[Collected data entries]
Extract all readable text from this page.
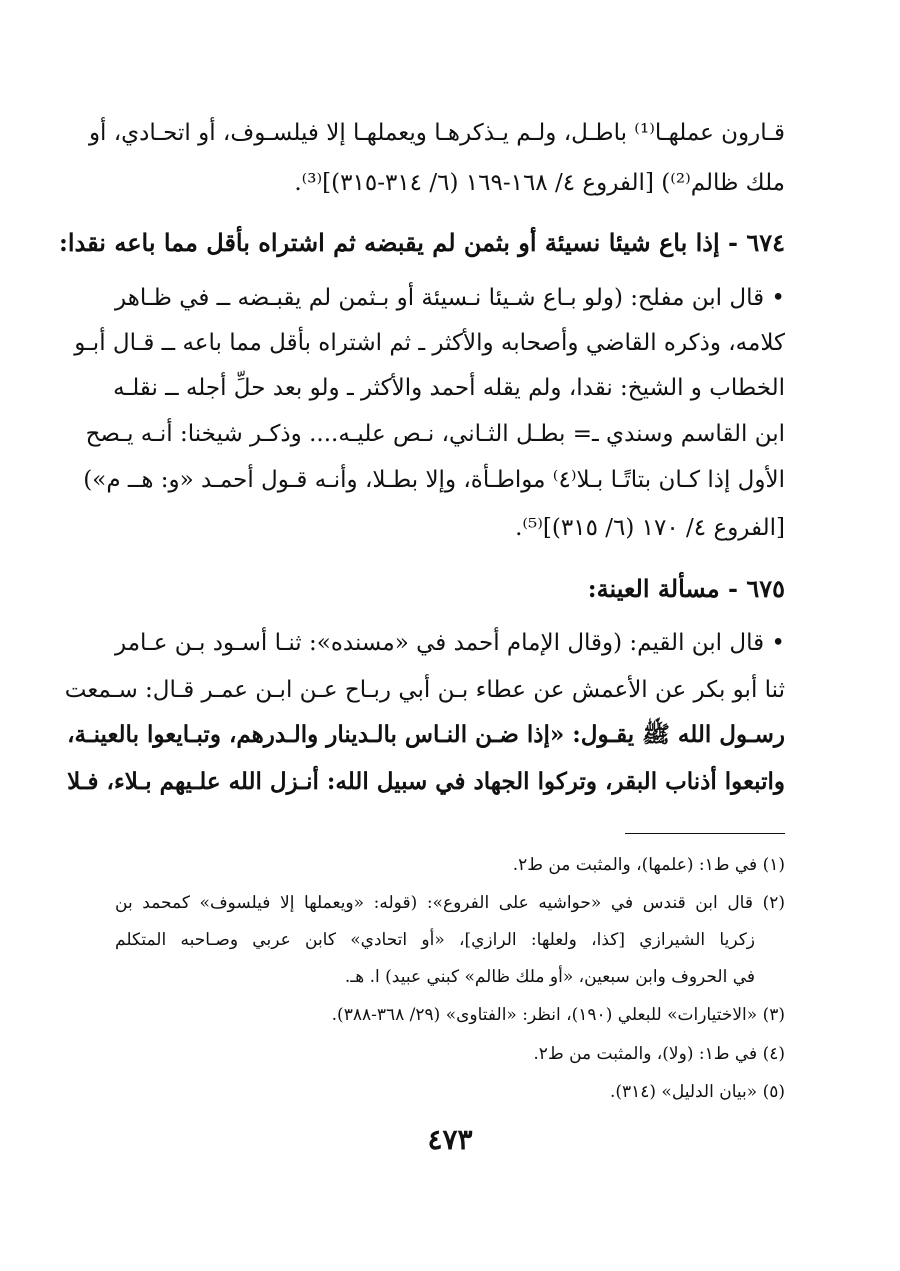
قـارون عملهـا⁽¹⁾ باطـل، ولـم يـذكرهـا ويعملهـا إلا فيلسـوف، أو اتحـادي، أو
ملك ظالم⁽²⁾) [الفروع ٤/ ١٦٨-١٦٩ (٦/ ٣١٤-٣١٥)]⁽³⁾.
٦٧٤ - إذا باع شيئا نسيئة أو بثمن لم يقبضه ثم اشتراه بأقل مما باعه نقدا:
• قال ابن مفلح: (ولو بـاع شـيئا نـسيئة أو بـثمن لم يقبـضه ــ في ظـاهر
كلامه، وذكره القاضي وأصحابه والأكثر ـ ثم اشتراه بأقل مما باعه ــ قـال أبـو
الخطاب و الشيخ: نقدا، ولم يقله أحمد والأكثر ـ ولو بعد حلِّ أجله ــ نقلـه
ابن القاسم وسندي ـ= بطـل الثـاني، نـص عليـه.... وذكـر شيخنا: أنـه يـصح
الأول إذا كـان بتاتًـا بـلا⁽٤⁾ مواطـأة، وإلا بطـلا، وأنـه قـول أحمـد «و: هــ م»)
[الفروع ٤/ ١٧٠ (٦/ ٣١٥)]⁽⁵⁾.
٦٧٥ - مسألة العينة:
• قال ابن القيم: (وقال الإمام أحمد في «مسنده»: ثنـا أسـود بـن عـامر
ثنا أبو بكر عن الأعمش عن عطاء بـن أبي ربـاح عـن ابـن عمـر قـال: سـمعت
رسـول الله ﷺ يقـول: «إذا ضـن النـاس بالـدينار والـدرهم، وتبـايعوا بالعينـة،
واتبعوا أذناب البقر، وتركوا الجهاد في سبيل الله: أنـزل الله علـيهم بـلاء، فـلا
(١) في ط١: (علمها)، والمثبت من ط٢.
(٢) قال ابن قندس في «حواشيه على الفروع»: (قوله: «ويعملها إلا فيلسوف» كمحمد بن
زكريا الشيرازي [كذا، ولعلها: الرازي]، «أو اتحادي» كابن عربي وصـاحبه المتكلم
في الحروف وابن سبعين، «أو ملك ظالم» كبني عبيد) ا. هـ.
(٣) «الاختيارات» للبعلي (١٩٠)، انظر: «الفتاوى» (٢٩/ ٣٦٨-٣٨٨).
(٤) في ط١: (ولا)، والمثبت من ط٢.
(٥) «بيان الدليل» (٣١٤).
٤٧٣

▶ [Task brief] Set the pictures aside and transcribe the data above exactly.

▶ [Task result]
Extract all readable text from this page.
قـارون عملهـا⁽¹⁾ باطـل، ولـم يـذكرهـا ويعملهـا إلا فيلسـوف، أو اتحـادي، أو
ملك ظالم⁽²⁾) [الفروع ٤/ ١٦٨-١٦٩ (٦/ ٣١٤-٣١٥)]⁽³⁾.
٦٧٤ - إذا باع شيئا نسيئة أو بثمن لم يقبضه ثم اشتراه بأقل مما باعه نقدا:
• قال ابن مفلح: (ولو بـاع شـيئا نـسيئة أو بـثمن لم يقبـضه ــ في ظـاهر
كلامه، وذكره القاضي وأصحابه والأكثر ـ ثم اشتراه بأقل مما باعه ــ قـال أبـو
الخطاب و الشيخ: نقدا، ولم يقله أحمد والأكثر ـ ولو بعد حلِّ أجله ــ نقلـه
ابن القاسم وسندي ـ= بطـل الثـاني، نـص عليـه.... وذكـر شيخنا: أنـه يـصح
الأول إذا كـان بتاتًـا بـلا⁽٤⁾ مواطـأة، وإلا بطـلا، وأنـه قـول أحمـد «و: هــ م»)
[الفروع ٤/ ١٧٠ (٦/ ٣١٥)]⁽⁵⁾.
٦٧٥ - مسألة العينة:
• قال ابن القيم: (وقال الإمام أحمد في «مسنده»: ثنـا أسـود بـن عـامر
ثنا أبو بكر عن الأعمش عن عطاء بـن أبي ربـاح عـن ابـن عمـر قـال: سـمعت
رسـول الله ﷺ يقـول: «إذا ضـن النـاس بالـدينار والـدرهم، وتبـايعوا بالعينـة،
واتبعوا أذناب البقر، وتركوا الجهاد في سبيل الله: أنـزل الله علـيهم بـلاء، فـلا
(١) في ط١: (علمها)، والمثبت من ط٢.
(٢) قال ابن قندس في «حواشيه على الفروع»: (قوله: «ويعملها إلا فيلسوف» كمحمد بن
زكريا الشيرازي [كذا، ولعلها: الرازي]، «أو اتحادي» كابن عربي وصـاحبه المتكلم
في الحروف وابن سبعين، «أو ملك ظالم» كبني عبيد) ا. هـ.
(٣) «الاختيارات» للبعلي (١٩٠)، انظر: «الفتاوى» (٢٩/ ٣٦٨-٣٨٨).
(٤) في ط١: (ولا)، والمثبت من ط٢.
(٥) «بيان الدليل» (٣١٤).
٤٧٣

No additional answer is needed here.